[Exercise instructions]
Convert the material into a JSON list of strings, one string per line, leaving out any blank lines.
begin Data supplied
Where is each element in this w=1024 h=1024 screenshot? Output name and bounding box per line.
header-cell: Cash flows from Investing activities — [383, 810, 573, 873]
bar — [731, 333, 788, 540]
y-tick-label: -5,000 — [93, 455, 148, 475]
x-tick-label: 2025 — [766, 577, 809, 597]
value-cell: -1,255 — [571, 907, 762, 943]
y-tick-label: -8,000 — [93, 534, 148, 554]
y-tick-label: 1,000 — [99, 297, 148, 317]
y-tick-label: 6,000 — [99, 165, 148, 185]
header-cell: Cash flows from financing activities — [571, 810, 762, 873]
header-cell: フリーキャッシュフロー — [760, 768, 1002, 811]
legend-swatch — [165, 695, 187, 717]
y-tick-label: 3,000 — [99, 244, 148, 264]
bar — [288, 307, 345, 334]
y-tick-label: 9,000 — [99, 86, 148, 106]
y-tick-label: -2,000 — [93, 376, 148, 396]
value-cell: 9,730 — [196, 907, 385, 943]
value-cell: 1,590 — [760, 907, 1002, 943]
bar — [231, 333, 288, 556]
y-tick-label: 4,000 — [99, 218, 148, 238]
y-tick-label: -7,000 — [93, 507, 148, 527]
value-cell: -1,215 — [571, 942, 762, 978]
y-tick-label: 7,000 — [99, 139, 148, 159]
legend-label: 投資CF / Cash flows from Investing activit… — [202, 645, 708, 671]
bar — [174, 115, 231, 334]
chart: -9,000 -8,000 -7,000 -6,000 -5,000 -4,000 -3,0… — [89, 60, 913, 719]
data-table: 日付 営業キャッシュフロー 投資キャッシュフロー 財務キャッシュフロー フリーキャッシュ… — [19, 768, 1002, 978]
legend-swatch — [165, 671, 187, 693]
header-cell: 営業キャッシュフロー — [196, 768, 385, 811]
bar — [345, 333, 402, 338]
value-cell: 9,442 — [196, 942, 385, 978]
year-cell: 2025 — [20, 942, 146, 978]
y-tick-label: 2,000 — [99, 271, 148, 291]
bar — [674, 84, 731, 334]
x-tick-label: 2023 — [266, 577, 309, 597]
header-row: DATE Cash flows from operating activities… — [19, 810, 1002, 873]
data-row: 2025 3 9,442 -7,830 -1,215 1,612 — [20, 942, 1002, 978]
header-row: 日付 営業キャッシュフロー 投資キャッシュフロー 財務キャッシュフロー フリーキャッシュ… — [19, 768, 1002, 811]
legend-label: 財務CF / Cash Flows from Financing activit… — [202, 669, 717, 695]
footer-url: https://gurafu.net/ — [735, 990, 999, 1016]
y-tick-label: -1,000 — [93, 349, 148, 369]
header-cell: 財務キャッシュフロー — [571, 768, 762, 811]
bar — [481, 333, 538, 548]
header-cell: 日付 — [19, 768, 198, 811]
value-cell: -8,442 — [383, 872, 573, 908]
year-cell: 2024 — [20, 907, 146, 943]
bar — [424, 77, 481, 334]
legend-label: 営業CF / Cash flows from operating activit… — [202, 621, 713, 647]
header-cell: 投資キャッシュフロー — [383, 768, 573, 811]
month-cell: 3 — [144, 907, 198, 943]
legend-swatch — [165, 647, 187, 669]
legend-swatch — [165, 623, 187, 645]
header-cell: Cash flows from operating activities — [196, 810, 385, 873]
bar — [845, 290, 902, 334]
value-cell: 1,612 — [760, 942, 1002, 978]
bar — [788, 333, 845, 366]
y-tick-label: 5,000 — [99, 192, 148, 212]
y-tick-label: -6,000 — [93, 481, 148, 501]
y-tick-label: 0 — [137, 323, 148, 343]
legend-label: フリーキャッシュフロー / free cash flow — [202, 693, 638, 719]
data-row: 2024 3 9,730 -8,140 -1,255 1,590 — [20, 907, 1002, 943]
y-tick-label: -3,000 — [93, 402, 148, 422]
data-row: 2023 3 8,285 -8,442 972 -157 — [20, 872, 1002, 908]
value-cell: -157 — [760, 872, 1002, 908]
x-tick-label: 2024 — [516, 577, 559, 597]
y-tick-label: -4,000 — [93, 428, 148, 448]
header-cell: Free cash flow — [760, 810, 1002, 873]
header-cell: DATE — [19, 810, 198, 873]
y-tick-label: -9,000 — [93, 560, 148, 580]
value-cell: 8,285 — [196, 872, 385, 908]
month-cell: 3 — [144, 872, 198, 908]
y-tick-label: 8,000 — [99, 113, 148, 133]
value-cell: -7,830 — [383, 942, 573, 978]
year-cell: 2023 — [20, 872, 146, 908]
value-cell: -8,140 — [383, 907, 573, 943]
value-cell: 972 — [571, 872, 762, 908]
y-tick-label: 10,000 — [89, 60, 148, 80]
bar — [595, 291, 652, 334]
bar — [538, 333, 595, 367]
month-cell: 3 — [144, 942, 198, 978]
end Data supplied
[In response]
[
  "Where is each element in this w=1024 h=1024 screenshot? Output name and bounding box per line.",
  "header-cell: Cash flows from Investing activities — [383, 810, 573, 873]",
  "bar — [731, 333, 788, 540]",
  "y-tick-label: -5,000 — [93, 455, 148, 475]",
  "x-tick-label: 2025 — [766, 577, 809, 597]",
  "value-cell: -1,255 — [571, 907, 762, 943]",
  "y-tick-label: -8,000 — [93, 534, 148, 554]",
  "y-tick-label: 1,000 — [99, 297, 148, 317]",
  "y-tick-label: 6,000 — [99, 165, 148, 185]",
  "header-cell: Cash flows from financing activities — [571, 810, 762, 873]",
  "header-cell: フリーキャッシュフロー — [760, 768, 1002, 811]",
  "legend-swatch — [165, 695, 187, 717]",
  "y-tick-label: 3,000 — [99, 244, 148, 264]",
  "bar — [288, 307, 345, 334]",
  "y-tick-label: 9,000 — [99, 86, 148, 106]",
  "y-tick-label: -2,000 — [93, 376, 148, 396]",
  "value-cell: 9,730 — [196, 907, 385, 943]",
  "value-cell: 1,590 — [760, 907, 1002, 943]",
  "bar — [231, 333, 288, 556]",
  "y-tick-label: 4,000 — [99, 218, 148, 238]",
  "y-tick-label: -7,000 — [93, 507, 148, 527]",
  "value-cell: -1,215 — [571, 942, 762, 978]",
  "y-tick-label: 7,000 — [99, 139, 148, 159]",
  "legend-label: 投資CF / Cash flows from Investing activit… — [202, 645, 708, 671]",
  "bar — [174, 115, 231, 334]",
  "chart: -9,000 -8,000 -7,000 -6,000 -5,000 -4,000 -3,0… — [89, 60, 913, 719]",
  "data-table: 日付 営業キャッシュフロー 投資キャッシュフロー 財務キャッシュフロー フリーキャッシュ… — [19, 768, 1002, 978]",
  "legend-swatch — [165, 671, 187, 693]",
  "header-cell: 営業キャッシュフロー — [196, 768, 385, 811]",
  "bar — [345, 333, 402, 338]",
  "value-cell: 9,442 — [196, 942, 385, 978]",
  "year-cell: 2025 — [20, 942, 146, 978]",
  "y-tick-label: 2,000 — [99, 271, 148, 291]",
  "bar — [674, 84, 731, 334]",
  "x-tick-label: 2023 — [266, 577, 309, 597]",
  "header-row: DATE Cash flows from operating activities… — [19, 810, 1002, 873]",
  "data-row: 2025 3 9,442 -7,830 -1,215 1,612 — [20, 942, 1002, 978]",
  "header-row: 日付 営業キャッシュフロー 投資キャッシュフロー 財務キャッシュフロー フリーキャッシュ… — [19, 768, 1002, 811]",
  "legend-label: 財務CF / Cash Flows from Financing activit… — [202, 669, 717, 695]",
  "footer-url: https://gurafu.net/ — [735, 990, 999, 1016]",
  "y-tick-label: -1,000 — [93, 349, 148, 369]",
  "header-cell: 財務キャッシュフロー — [571, 768, 762, 811]",
  "bar — [481, 333, 538, 548]",
  "header-cell: 日付 — [19, 768, 198, 811]",
  "value-cell: -8,442 — [383, 872, 573, 908]",
  "year-cell: 2024 — [20, 907, 146, 943]",
  "bar — [424, 77, 481, 334]",
  "legend-label: 営業CF / Cash flows from operating activit… — [202, 621, 713, 647]",
  "header-cell: 投資キャッシュフロー — [383, 768, 573, 811]",
  "month-cell: 3 — [144, 907, 198, 943]",
  "legend-swatch — [165, 647, 187, 669]",
  "legend-swatch — [165, 623, 187, 645]",
  "header-cell: Cash flows from operating activities — [196, 810, 385, 873]",
  "bar — [845, 290, 902, 334]",
  "value-cell: 1,612 — [760, 942, 1002, 978]",
  "bar — [788, 333, 845, 366]",
  "y-tick-label: 5,000 — [99, 192, 148, 212]",
  "y-tick-label: -6,000 — [93, 481, 148, 501]",
  "y-tick-label: 0 — [137, 323, 148, 343]",
  "legend-label: フリーキャッシュフロー / free cash flow — [202, 693, 638, 719]",
  "data-row: 2024 3 9,730 -8,140 -1,255 1,590 — [20, 907, 1002, 943]",
  "y-tick-label: -3,000 — [93, 402, 148, 422]",
  "data-row: 2023 3 8,285 -8,442 972 -157 — [20, 872, 1002, 908]",
  "value-cell: -157 — [760, 872, 1002, 908]",
  "x-tick-label: 2024 — [516, 577, 559, 597]",
  "y-tick-label: -4,000 — [93, 428, 148, 448]",
  "header-cell: Free cash flow — [760, 810, 1002, 873]",
  "header-cell: DATE — [19, 810, 198, 873]",
  "y-tick-label: -9,000 — [93, 560, 148, 580]",
  "value-cell: 8,285 — [196, 872, 385, 908]",
  "month-cell: 3 — [144, 872, 198, 908]",
  "y-tick-label: 8,000 — [99, 113, 148, 133]",
  "value-cell: -7,830 — [383, 942, 573, 978]",
  "year-cell: 2023 — [20, 872, 146, 908]",
  "value-cell: -8,140 — [383, 907, 573, 943]",
  "value-cell: 972 — [571, 872, 762, 908]",
  "y-tick-label: 10,000 — [89, 60, 148, 80]",
  "bar — [595, 291, 652, 334]",
  "bar — [538, 333, 595, 367]",
  "month-cell: 3 — [144, 942, 198, 978]"
]